** START Input records **

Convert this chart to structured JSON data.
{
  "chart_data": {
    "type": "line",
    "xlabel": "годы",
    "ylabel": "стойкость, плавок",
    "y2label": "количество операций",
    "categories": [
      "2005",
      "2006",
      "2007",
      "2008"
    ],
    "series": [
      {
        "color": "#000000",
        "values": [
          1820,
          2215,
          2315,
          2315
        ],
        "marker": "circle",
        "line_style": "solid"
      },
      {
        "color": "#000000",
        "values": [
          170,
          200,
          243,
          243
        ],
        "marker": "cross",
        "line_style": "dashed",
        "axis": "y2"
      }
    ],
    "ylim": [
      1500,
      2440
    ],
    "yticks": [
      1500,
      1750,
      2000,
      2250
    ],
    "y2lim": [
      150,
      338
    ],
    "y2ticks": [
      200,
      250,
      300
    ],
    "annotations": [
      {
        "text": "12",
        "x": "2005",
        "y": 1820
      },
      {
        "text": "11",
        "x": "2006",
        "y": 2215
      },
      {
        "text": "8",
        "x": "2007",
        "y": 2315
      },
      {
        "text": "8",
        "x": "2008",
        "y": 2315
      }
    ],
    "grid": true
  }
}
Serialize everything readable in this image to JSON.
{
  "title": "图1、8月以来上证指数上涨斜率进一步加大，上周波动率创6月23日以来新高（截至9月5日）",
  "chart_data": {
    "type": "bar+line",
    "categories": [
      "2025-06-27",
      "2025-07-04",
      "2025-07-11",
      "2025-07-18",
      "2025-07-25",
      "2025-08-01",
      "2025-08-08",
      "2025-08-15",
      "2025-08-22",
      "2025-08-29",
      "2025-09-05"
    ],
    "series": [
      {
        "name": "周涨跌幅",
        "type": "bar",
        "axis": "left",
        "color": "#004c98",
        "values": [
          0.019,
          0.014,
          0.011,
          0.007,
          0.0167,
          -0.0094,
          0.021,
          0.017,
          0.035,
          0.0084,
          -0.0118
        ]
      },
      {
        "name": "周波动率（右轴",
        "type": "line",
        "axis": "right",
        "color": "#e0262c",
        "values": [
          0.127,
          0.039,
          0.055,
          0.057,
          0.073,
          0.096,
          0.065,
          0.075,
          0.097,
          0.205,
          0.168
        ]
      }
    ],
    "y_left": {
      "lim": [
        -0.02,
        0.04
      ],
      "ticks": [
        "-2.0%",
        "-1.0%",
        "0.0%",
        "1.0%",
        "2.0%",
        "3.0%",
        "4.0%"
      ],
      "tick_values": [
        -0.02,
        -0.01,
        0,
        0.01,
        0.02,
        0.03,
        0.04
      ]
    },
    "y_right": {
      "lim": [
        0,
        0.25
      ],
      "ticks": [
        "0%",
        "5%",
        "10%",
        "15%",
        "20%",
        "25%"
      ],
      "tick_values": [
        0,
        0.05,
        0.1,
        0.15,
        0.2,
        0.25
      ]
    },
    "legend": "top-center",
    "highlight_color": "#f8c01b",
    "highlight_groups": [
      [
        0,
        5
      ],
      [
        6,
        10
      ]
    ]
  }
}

** END Input records **

→ **What to produce**: Search the material above for "type". Pull out each line where it shows up.

→ **The completed task**:
    "type": "line",
    "type": "bar+line",
        "type": "bar",
        "type": "line",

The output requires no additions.